Goal
Find each line holding the word "andel" and give the number of such lines, nothing else.

Input for this task
━━━━━━━━
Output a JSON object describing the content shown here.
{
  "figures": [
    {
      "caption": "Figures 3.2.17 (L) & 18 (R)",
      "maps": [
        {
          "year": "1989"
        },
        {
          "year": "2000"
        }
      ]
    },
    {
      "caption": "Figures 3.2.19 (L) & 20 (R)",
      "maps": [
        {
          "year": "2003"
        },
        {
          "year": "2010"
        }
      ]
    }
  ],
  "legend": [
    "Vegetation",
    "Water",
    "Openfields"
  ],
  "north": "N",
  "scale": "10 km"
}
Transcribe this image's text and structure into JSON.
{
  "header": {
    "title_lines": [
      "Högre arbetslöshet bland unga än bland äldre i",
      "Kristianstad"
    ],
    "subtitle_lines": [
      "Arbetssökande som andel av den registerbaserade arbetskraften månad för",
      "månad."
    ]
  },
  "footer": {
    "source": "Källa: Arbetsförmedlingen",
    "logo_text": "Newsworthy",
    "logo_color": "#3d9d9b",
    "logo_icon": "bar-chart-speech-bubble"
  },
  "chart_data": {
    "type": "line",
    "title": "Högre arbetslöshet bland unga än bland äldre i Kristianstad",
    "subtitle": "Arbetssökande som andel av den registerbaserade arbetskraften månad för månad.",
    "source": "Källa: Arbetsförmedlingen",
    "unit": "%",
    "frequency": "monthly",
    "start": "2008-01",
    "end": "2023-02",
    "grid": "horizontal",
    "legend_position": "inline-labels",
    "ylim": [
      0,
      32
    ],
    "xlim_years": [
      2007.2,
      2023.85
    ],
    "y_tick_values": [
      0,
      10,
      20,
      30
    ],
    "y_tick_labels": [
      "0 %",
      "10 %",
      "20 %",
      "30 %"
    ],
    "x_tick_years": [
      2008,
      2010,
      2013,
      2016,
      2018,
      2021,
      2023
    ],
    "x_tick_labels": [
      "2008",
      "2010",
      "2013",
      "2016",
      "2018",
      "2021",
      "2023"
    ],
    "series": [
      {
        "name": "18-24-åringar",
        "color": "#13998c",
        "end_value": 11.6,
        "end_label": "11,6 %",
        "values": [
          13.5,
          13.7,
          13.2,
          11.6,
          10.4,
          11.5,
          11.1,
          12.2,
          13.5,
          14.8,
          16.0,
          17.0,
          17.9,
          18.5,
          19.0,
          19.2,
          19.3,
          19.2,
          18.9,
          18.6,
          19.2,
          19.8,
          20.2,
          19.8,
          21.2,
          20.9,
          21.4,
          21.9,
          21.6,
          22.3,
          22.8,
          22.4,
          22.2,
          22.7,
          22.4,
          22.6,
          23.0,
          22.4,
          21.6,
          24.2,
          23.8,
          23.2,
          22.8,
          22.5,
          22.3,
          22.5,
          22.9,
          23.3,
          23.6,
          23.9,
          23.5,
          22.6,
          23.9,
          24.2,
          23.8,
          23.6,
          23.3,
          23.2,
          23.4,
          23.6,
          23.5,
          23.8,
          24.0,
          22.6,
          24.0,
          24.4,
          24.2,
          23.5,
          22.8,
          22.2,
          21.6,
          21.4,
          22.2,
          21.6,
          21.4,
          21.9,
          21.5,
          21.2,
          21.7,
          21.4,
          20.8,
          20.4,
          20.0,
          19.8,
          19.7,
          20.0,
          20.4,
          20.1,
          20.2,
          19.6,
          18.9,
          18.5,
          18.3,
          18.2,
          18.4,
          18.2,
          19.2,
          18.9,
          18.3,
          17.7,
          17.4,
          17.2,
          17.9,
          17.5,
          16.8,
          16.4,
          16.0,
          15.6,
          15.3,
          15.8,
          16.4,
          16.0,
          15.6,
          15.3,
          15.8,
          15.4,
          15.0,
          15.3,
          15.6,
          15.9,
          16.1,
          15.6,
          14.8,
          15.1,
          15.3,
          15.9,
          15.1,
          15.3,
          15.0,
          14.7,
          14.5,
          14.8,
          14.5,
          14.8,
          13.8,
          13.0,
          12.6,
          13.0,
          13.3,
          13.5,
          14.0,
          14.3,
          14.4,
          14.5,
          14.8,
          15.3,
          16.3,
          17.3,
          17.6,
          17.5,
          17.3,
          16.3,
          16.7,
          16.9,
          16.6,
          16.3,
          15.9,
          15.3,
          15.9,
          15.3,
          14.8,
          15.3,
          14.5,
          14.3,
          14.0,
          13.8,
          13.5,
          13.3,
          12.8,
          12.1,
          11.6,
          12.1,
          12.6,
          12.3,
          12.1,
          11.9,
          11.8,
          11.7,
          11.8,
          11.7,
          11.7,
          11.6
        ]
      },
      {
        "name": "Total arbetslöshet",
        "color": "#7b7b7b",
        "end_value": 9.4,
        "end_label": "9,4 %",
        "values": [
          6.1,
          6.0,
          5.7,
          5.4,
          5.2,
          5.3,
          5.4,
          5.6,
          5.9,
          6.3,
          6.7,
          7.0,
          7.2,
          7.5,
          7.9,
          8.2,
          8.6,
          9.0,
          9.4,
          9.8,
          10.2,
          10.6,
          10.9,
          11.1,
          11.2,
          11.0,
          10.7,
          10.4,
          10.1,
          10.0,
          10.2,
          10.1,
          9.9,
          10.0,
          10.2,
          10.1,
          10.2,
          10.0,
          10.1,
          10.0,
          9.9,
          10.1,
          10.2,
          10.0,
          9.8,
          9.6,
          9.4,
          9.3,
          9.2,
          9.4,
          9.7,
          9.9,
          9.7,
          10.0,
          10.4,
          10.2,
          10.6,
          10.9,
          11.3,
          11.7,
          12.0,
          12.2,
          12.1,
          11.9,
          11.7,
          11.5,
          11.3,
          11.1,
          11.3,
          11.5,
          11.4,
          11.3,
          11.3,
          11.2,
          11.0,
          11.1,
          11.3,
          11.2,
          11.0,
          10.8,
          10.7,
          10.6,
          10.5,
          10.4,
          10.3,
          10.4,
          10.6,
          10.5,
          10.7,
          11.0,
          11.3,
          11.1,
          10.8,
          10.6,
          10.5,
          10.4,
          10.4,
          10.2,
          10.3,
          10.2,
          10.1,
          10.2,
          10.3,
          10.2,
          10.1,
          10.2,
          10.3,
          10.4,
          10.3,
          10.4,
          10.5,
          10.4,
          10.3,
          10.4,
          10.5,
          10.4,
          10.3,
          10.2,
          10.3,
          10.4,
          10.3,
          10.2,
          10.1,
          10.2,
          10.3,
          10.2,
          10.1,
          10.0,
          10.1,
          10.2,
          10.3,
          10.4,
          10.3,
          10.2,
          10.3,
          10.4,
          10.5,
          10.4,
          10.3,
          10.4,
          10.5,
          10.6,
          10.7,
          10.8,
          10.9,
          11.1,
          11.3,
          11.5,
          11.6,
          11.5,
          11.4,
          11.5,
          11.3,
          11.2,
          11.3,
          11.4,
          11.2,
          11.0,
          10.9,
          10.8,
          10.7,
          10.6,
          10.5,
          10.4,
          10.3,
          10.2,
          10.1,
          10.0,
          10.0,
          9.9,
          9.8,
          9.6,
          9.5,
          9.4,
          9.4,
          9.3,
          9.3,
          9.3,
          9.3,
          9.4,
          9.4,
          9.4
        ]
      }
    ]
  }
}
━━━━━━━━
Answer below
2